**Extracted information:**
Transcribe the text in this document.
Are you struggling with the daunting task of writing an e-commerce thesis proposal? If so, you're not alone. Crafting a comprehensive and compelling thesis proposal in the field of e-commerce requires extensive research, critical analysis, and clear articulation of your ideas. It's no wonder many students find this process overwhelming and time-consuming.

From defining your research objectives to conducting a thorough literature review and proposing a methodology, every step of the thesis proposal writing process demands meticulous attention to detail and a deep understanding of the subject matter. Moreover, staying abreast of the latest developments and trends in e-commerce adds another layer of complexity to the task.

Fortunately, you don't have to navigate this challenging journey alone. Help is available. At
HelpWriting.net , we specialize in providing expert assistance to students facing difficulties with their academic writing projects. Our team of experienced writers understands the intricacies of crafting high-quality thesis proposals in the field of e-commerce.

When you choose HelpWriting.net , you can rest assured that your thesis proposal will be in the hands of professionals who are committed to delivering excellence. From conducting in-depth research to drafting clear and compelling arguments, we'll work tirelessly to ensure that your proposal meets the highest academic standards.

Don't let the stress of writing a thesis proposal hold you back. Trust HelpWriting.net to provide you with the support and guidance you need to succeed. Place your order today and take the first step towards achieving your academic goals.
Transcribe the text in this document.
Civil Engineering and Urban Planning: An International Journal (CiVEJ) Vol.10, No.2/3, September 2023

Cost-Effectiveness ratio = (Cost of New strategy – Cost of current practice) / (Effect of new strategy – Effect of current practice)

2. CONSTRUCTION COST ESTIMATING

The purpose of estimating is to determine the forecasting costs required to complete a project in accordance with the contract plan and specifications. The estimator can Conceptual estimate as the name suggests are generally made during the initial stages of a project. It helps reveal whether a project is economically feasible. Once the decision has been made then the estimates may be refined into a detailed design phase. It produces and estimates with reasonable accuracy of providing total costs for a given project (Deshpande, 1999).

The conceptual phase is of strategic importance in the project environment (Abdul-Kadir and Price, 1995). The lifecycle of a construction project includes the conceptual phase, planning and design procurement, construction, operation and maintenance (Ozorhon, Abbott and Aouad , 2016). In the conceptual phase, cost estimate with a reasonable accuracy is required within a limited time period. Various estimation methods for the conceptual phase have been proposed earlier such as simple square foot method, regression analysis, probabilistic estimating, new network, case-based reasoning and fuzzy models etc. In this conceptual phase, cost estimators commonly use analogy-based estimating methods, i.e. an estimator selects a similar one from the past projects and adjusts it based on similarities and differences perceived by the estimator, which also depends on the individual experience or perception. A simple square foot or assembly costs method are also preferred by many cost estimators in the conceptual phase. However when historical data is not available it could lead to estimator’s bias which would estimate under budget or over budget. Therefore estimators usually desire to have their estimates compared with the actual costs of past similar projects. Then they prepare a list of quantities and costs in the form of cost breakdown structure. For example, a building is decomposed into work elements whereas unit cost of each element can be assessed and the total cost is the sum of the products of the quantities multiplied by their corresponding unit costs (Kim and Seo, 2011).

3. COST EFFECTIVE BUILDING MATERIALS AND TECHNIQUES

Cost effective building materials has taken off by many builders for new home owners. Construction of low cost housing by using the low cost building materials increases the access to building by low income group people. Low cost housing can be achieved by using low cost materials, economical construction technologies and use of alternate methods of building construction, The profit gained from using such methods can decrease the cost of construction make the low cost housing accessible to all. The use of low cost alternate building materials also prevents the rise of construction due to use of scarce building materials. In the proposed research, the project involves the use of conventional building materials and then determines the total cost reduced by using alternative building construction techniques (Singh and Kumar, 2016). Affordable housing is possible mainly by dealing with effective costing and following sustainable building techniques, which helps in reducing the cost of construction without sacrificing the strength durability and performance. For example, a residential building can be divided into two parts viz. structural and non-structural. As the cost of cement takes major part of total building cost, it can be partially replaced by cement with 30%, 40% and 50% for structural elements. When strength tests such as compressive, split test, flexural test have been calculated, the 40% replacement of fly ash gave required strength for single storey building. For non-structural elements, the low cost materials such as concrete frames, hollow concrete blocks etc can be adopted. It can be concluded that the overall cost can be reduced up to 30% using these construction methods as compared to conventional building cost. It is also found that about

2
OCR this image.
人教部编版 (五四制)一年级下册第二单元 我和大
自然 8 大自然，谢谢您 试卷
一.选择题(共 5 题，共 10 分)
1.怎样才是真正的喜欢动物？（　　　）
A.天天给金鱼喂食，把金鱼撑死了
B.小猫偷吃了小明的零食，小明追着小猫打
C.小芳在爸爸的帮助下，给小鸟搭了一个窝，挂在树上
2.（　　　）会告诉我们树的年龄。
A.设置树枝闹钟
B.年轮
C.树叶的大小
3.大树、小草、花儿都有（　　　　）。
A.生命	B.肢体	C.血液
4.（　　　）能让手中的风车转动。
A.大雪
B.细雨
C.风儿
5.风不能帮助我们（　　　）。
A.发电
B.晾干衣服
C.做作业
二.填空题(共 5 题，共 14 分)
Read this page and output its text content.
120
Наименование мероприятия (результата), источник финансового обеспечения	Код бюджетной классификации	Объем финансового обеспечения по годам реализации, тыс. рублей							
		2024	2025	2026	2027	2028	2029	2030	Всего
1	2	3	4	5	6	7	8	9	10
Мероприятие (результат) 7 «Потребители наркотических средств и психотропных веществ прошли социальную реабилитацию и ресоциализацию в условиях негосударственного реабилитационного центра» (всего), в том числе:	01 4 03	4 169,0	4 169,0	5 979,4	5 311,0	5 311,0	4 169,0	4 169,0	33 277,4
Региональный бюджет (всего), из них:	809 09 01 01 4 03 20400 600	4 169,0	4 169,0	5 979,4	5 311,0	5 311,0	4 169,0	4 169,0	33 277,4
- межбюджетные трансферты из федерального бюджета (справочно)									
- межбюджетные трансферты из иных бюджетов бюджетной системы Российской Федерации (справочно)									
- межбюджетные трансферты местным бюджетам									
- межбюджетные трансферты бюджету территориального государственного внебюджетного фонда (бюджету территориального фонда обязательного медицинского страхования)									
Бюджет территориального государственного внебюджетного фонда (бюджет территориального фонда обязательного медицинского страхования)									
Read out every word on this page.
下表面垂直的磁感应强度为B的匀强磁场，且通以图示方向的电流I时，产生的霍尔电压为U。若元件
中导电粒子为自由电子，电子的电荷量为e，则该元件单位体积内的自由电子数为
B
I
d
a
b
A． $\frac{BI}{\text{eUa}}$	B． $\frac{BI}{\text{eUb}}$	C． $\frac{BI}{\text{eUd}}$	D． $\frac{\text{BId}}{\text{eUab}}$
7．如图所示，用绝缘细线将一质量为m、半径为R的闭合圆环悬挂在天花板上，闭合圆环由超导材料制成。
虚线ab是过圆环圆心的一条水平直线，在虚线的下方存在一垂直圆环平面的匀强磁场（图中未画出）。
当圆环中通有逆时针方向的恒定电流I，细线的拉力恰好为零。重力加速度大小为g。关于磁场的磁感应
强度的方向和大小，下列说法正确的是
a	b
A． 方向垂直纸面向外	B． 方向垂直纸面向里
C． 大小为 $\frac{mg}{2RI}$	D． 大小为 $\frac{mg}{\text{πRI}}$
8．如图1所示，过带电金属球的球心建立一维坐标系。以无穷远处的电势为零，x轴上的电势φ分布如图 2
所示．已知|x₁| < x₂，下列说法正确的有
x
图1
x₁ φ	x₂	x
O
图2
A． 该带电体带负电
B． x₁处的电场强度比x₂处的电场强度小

**Exercise details:** Search the data for the word "frac" and copy each line where it appears.

**Full response:**
A． $\frac{BI}{\text{eUa}}$	B． $\frac{BI}{\text{eUb}}$	C． $\frac{BI}{\text{eUd}}$	D． $\frac{\text{BId}}{\text{eUab}}$
C． 大小为 $\frac{mg}{2RI}$	D． 大小为 $\frac{mg}{\text{πRI}}$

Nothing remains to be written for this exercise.